■ **AIM OF THE TASK**:
Search the data for the word "name". Reproduce every line where it is found.

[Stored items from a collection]

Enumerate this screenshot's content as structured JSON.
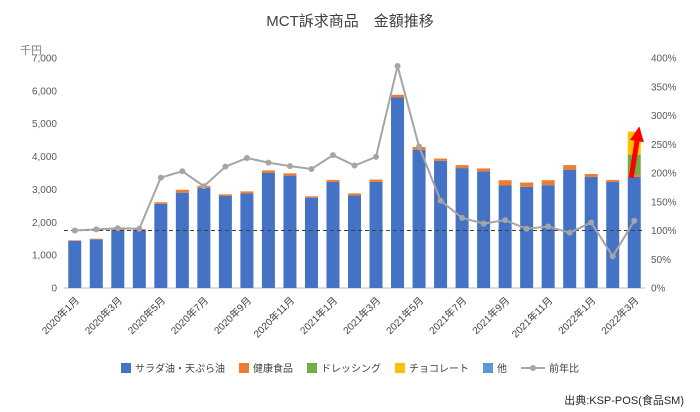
{
  "title": "MCT訴求商品　金額推移",
  "y_left_label": "千円",
  "source": "出典:KSP-POS(食品SM)",
  "chart_data": {
    "type": "bar",
    "stacked": true,
    "legend_position": "bottom",
    "grid": false,
    "categories": [
      "2020年1月",
      "2020年2月",
      "2020年3月",
      "2020年4月",
      "2020年5月",
      "2020年6月",
      "2020年7月",
      "2020年8月",
      "2020年9月",
      "2020年10月",
      "2020年11月",
      "2020年12月",
      "2021年1月",
      "2021年2月",
      "2021年3月",
      "2021年4月",
      "2021年5月",
      "2021年6月",
      "2021年7月",
      "2021年8月",
      "2021年9月",
      "2021年10月",
      "2021年11月",
      "2021年12月",
      "2022年1月",
      "2022年2月",
      "2022年3月"
    ],
    "x_label_every": 2,
    "series": [
      {
        "name": "サラダ油・天ぷら油",
        "color": "#4472C4",
        "values": [
          1430,
          1480,
          1760,
          1750,
          2560,
          2900,
          3050,
          2800,
          2880,
          3500,
          3420,
          2750,
          3230,
          2820,
          3230,
          5800,
          4200,
          3870,
          3650,
          3550,
          3120,
          3080,
          3130,
          3600,
          3380,
          3230,
          3380
        ]
      },
      {
        "name": "健康食品",
        "color": "#ED7D31",
        "values": [
          20,
          20,
          40,
          40,
          50,
          90,
          60,
          50,
          60,
          80,
          70,
          40,
          60,
          60,
          70,
          80,
          90,
          70,
          90,
          90,
          160,
          130,
          150,
          140,
          90,
          60,
          60
        ]
      },
      {
        "name": "ドレッシング",
        "color": "#70AD47",
        "values": [
          0,
          0,
          0,
          0,
          0,
          0,
          0,
          0,
          0,
          0,
          0,
          0,
          0,
          0,
          0,
          0,
          0,
          0,
          0,
          0,
          0,
          0,
          0,
          0,
          0,
          0,
          620
        ]
      },
      {
        "name": "チョコレート",
        "color": "#FFC000",
        "values": [
          0,
          0,
          0,
          0,
          0,
          0,
          0,
          0,
          0,
          0,
          0,
          0,
          0,
          0,
          0,
          0,
          0,
          0,
          0,
          0,
          0,
          0,
          0,
          0,
          0,
          0,
          700
        ]
      },
      {
        "name": "他",
        "color": "#5B9BD5",
        "values": [
          0,
          0,
          0,
          0,
          0,
          0,
          0,
          0,
          0,
          0,
          0,
          0,
          0,
          0,
          0,
          0,
          0,
          0,
          0,
          0,
          0,
          0,
          0,
          0,
          0,
          0,
          0
        ]
      }
    ],
    "line_series": {
      "name": "前年比",
      "color": "#A5A5A5",
      "axis": "right",
      "values": [
        100,
        102,
        104,
        103,
        192,
        203,
        177,
        211,
        226,
        218,
        212,
        207,
        231,
        213,
        228,
        386,
        246,
        152,
        122,
        112,
        118,
        103,
        107,
        96,
        114,
        55,
        117
      ]
    },
    "y_left": {
      "min": 0,
      "max": 7000,
      "step": 1000
    },
    "y_right": {
      "min": 0,
      "max": 400,
      "step": 50,
      "suffix": "%"
    },
    "reference_line": {
      "axis": "right",
      "value": 100,
      "style": "dashed",
      "color": "#404040"
    },
    "annotation": {
      "type": "arrow-up",
      "color": "#FF0000",
      "category_index": 26
    }
  }
}
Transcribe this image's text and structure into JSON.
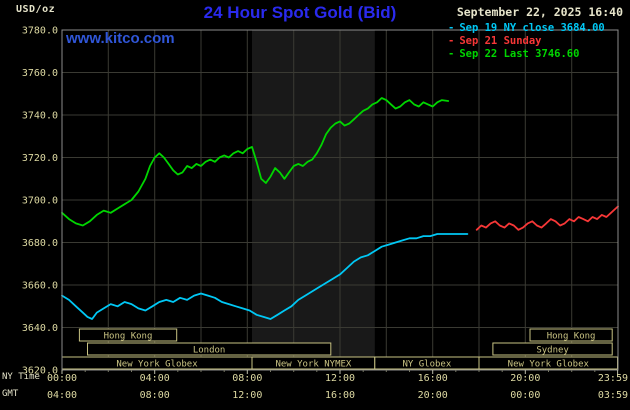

■ **OUTPUT OF THE TASK**:
        "name": "サラダ油・天ぷら油",
        "name": "健康食品",
        "name": "ドレッシング",
        "name": "チョコレート",
        "name": "他",
      "name": "前年比",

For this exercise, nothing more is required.